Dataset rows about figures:
★ ★ ★ ★
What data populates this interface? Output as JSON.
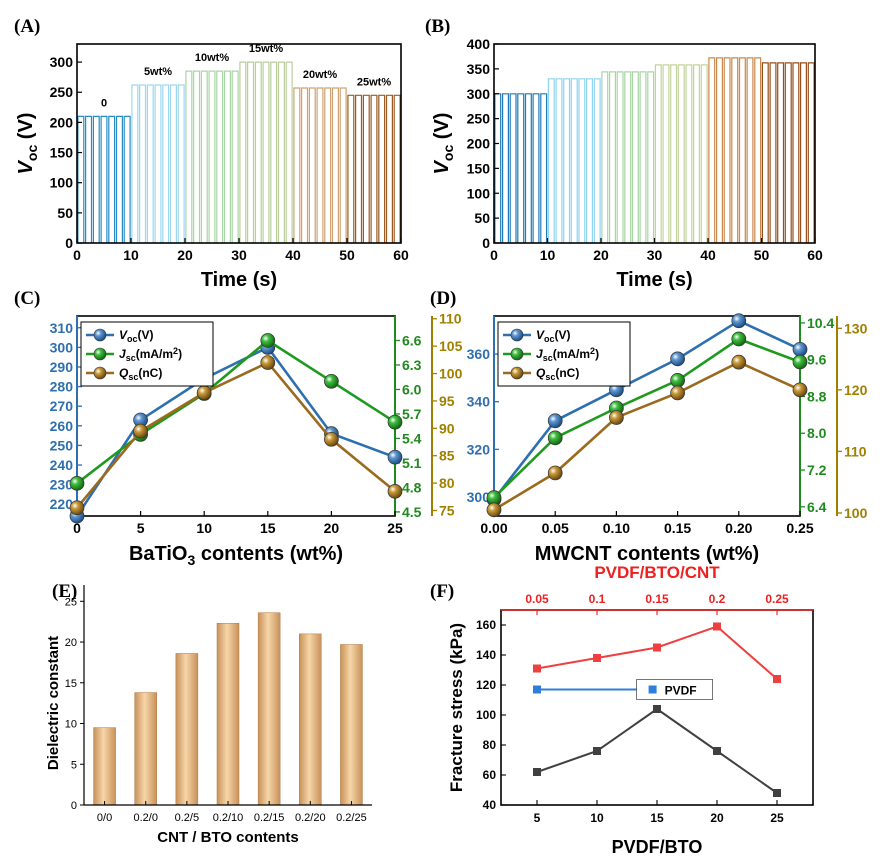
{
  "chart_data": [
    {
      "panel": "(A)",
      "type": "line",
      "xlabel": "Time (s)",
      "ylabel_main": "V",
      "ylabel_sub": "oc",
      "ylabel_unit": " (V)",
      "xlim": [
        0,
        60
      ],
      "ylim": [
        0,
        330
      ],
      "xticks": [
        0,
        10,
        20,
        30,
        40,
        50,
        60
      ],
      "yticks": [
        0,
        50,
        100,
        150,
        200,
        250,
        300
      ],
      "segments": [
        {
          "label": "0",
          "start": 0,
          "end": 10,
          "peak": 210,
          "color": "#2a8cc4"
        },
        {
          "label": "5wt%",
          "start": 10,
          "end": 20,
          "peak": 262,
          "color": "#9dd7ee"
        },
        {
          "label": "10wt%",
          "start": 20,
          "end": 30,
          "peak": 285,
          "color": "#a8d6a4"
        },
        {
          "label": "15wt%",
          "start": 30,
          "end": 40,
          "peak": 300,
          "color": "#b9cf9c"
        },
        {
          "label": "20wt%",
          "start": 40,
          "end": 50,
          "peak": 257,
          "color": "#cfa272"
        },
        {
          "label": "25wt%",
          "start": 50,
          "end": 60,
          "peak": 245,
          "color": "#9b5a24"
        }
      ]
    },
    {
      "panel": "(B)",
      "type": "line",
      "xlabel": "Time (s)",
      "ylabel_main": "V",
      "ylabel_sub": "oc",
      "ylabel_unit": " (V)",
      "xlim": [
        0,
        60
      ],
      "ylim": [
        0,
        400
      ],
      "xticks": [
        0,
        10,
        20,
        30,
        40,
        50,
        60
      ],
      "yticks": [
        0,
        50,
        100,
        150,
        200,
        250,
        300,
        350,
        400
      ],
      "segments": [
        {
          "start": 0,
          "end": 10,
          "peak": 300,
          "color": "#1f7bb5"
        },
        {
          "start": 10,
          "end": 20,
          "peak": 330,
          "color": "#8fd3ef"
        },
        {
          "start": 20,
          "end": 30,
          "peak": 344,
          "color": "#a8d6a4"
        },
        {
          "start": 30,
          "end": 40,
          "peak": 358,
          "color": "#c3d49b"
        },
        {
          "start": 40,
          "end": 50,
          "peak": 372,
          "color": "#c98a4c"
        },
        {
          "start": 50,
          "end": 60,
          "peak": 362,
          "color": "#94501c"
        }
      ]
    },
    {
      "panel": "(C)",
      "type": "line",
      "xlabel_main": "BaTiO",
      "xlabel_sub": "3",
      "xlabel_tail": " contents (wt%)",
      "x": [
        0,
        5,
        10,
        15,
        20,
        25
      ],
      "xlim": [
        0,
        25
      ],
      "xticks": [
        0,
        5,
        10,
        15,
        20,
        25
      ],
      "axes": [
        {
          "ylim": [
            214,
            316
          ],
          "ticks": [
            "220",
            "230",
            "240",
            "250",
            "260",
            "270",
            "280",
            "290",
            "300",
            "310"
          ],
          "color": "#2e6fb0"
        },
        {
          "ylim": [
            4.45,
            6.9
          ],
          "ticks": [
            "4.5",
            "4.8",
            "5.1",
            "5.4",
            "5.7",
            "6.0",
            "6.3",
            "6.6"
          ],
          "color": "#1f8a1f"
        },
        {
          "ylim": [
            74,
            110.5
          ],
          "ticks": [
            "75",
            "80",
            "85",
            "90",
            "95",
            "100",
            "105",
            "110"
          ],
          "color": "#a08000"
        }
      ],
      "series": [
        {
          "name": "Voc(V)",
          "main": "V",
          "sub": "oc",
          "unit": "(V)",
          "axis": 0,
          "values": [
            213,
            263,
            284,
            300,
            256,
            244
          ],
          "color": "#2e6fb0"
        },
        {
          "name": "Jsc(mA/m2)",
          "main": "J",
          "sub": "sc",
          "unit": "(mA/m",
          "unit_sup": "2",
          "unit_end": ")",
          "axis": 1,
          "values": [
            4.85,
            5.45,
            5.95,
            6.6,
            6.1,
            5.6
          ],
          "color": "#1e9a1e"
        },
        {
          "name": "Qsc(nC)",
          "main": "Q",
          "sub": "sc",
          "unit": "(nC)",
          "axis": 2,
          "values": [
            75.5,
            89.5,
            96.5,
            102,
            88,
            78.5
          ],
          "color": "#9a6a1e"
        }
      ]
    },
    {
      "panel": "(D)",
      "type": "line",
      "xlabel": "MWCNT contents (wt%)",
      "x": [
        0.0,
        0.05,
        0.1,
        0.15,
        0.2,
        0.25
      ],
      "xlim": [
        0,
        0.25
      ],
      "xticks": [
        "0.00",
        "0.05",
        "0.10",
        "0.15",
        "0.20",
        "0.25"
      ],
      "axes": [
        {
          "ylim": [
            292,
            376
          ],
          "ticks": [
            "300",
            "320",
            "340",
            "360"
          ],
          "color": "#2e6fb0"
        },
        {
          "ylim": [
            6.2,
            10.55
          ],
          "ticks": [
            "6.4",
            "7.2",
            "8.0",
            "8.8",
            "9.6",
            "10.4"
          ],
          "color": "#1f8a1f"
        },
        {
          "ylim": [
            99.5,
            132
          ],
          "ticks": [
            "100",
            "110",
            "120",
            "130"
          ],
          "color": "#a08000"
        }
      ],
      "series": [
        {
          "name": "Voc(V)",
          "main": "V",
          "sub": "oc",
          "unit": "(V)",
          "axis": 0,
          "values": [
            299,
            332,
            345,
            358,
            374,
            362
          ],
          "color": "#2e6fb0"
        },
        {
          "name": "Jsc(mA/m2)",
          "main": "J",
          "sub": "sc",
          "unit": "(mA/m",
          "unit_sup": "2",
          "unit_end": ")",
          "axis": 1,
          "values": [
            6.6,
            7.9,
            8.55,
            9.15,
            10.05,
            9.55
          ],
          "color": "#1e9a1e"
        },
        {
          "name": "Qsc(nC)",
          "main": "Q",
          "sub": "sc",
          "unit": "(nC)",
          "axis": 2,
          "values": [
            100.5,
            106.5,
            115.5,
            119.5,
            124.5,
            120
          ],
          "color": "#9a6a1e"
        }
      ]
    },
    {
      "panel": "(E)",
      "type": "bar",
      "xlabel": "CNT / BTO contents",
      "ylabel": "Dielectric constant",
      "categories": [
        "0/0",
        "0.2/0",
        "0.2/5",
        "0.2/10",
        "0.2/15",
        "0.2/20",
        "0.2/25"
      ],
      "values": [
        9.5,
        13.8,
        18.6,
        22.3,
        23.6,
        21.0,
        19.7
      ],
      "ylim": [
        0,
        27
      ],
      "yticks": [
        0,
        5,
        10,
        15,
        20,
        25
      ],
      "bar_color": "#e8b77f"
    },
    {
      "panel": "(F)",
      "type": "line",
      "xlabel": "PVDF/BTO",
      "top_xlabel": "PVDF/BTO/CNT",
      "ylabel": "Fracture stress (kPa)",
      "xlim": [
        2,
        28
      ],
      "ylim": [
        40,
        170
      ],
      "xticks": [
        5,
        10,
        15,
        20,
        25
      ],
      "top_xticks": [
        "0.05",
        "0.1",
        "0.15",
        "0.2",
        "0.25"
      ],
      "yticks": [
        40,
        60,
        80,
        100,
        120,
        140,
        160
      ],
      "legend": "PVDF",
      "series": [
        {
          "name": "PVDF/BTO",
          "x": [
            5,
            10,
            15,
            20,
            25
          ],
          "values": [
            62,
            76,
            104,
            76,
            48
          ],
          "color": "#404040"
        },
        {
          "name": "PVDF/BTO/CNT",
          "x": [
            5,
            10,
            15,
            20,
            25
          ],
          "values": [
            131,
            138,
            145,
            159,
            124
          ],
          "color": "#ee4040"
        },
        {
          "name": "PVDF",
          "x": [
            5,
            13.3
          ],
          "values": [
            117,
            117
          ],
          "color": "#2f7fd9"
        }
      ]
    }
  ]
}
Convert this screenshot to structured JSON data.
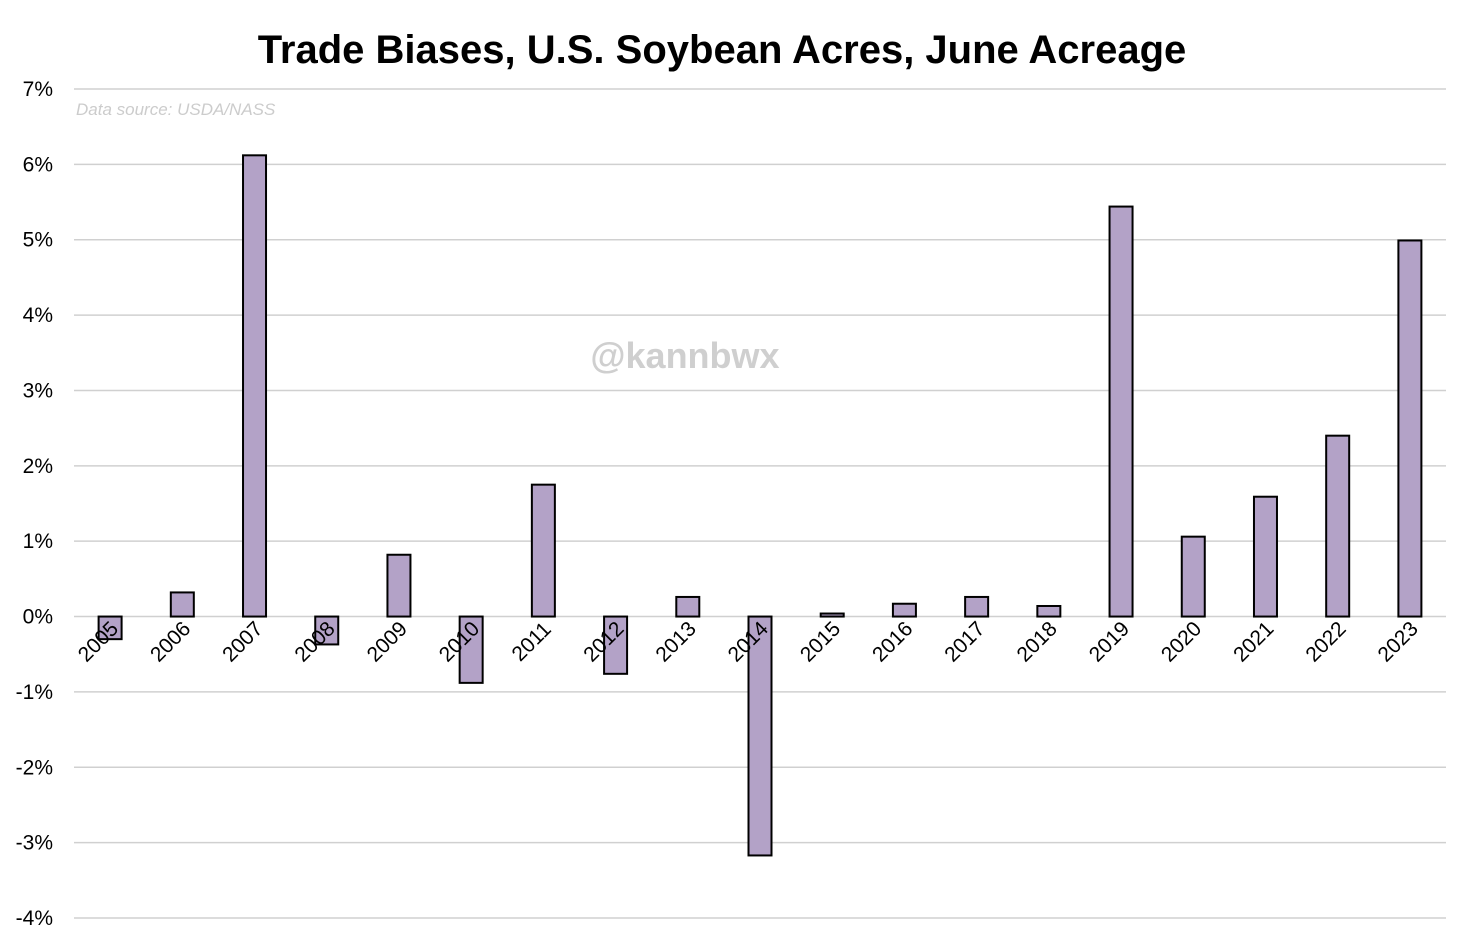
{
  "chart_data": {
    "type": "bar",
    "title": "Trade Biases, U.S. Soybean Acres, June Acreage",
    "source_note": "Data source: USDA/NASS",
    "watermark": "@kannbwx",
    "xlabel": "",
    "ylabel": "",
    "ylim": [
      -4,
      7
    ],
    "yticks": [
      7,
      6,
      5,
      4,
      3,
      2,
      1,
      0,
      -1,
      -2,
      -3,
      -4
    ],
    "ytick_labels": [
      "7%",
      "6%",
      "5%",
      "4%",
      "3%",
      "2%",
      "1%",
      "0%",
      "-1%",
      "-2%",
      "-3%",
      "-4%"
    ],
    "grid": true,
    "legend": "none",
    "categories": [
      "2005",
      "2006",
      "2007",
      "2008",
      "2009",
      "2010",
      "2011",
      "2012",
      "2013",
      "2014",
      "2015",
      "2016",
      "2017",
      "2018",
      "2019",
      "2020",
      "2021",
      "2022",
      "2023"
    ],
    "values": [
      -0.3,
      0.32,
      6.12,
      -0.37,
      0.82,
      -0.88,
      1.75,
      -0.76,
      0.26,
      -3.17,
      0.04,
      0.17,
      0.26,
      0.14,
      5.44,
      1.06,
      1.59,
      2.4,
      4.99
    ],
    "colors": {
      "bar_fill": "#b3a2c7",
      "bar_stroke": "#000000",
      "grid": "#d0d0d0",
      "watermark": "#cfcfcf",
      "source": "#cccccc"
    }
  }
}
★ ★ ★ ★
Goal of the exercise
Beginning with the line that holds "Convert this screenshot", extract every line to the end of the material, exactly as it stands, and drop the pictures.

Correct response
Convert this screenshot to structured JSON data.
{
  "chart_data": {
    "type": "bar",
    "title": "Trade Biases, U.S. Soybean Acres, June Acreage",
    "source_note": "Data source: USDA/NASS",
    "watermark": "@kannbwx",
    "xlabel": "",
    "ylabel": "",
    "ylim": [
      -4,
      7
    ],
    "yticks": [
      7,
      6,
      5,
      4,
      3,
      2,
      1,
      0,
      -1,
      -2,
      -3,
      -4
    ],
    "ytick_labels": [
      "7%",
      "6%",
      "5%",
      "4%",
      "3%",
      "2%",
      "1%",
      "0%",
      "-1%",
      "-2%",
      "-3%",
      "-4%"
    ],
    "grid": true,
    "legend": "none",
    "categories": [
      "2005",
      "2006",
      "2007",
      "2008",
      "2009",
      "2010",
      "2011",
      "2012",
      "2013",
      "2014",
      "2015",
      "2016",
      "2017",
      "2018",
      "2019",
      "2020",
      "2021",
      "2022",
      "2023"
    ],
    "values": [
      -0.3,
      0.32,
      6.12,
      -0.37,
      0.82,
      -0.88,
      1.75,
      -0.76,
      0.26,
      -3.17,
      0.04,
      0.17,
      0.26,
      0.14,
      5.44,
      1.06,
      1.59,
      2.4,
      4.99
    ],
    "colors": {
      "bar_fill": "#b3a2c7",
      "bar_stroke": "#000000",
      "grid": "#d0d0d0",
      "watermark": "#cfcfcf",
      "source": "#cccccc"
    }
  }
}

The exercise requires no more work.